(Extracted data entries)

====================

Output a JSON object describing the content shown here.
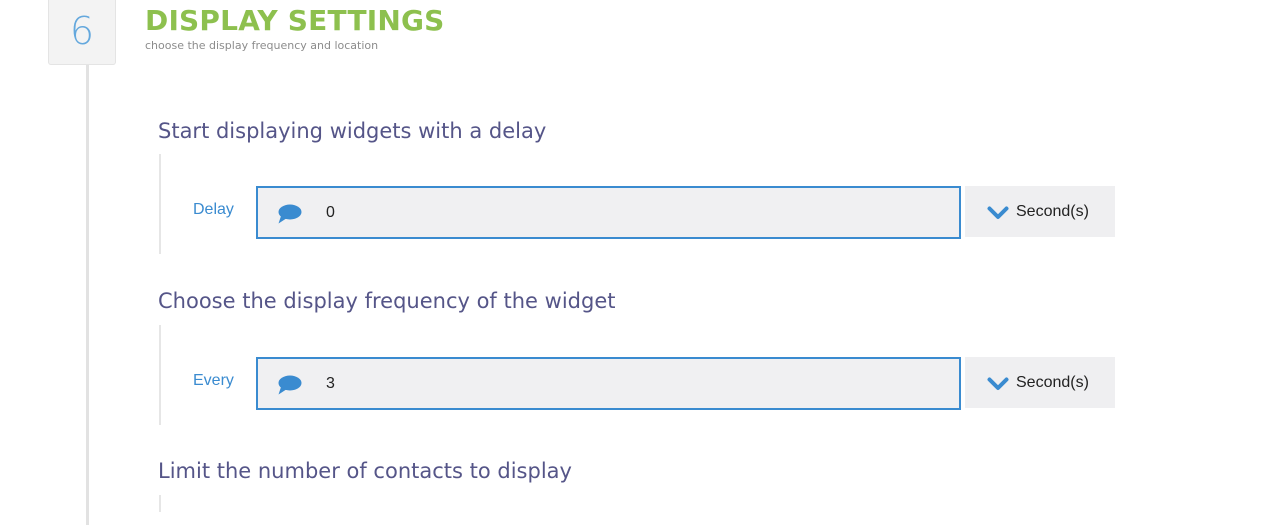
{
  "step": {
    "number": "6",
    "title": "DISPLAY SETTINGS",
    "subtitle": "choose the display frequency and location"
  },
  "groups": [
    {
      "title": "Start displaying widgets with a delay",
      "field_label": "Delay",
      "input_value": "0",
      "input_icon": "comment-icon",
      "unit_label": "Second(s)",
      "unit_icon": "chevron-down-icon"
    },
    {
      "title": "Choose the display frequency of the widget",
      "field_label": "Every",
      "input_value": "3",
      "input_icon": "comment-icon",
      "unit_label": "Second(s)",
      "unit_icon": "chevron-down-icon"
    },
    {
      "title": "Limit the number of contacts to display"
    }
  ],
  "colors": {
    "title_green": "#8dc04e",
    "step_number_blue": "#64a8dd",
    "group_title_purple": "#555588",
    "accent_blue": "#3a8bd0",
    "input_background": "#f0f0f2"
  }
}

====================

OBJECTIVE: Pictures appear in the records above. Output everything except them, exactly.

OUTPUT:
Output a JSON object describing the content shown here.
{
  "step": {
    "number": "6",
    "title": "DISPLAY SETTINGS",
    "subtitle": "choose the display frequency and location"
  },
  "groups": [
    {
      "title": "Start displaying widgets with a delay",
      "field_label": "Delay",
      "input_value": "0",
      "input_icon": "comment-icon",
      "unit_label": "Second(s)",
      "unit_icon": "chevron-down-icon"
    },
    {
      "title": "Choose the display frequency of the widget",
      "field_label": "Every",
      "input_value": "3",
      "input_icon": "comment-icon",
      "unit_label": "Second(s)",
      "unit_icon": "chevron-down-icon"
    },
    {
      "title": "Limit the number of contacts to display"
    }
  ],
  "colors": {
    "title_green": "#8dc04e",
    "step_number_blue": "#64a8dd",
    "group_title_purple": "#555588",
    "accent_blue": "#3a8bd0",
    "input_background": "#f0f0f2"
  }
}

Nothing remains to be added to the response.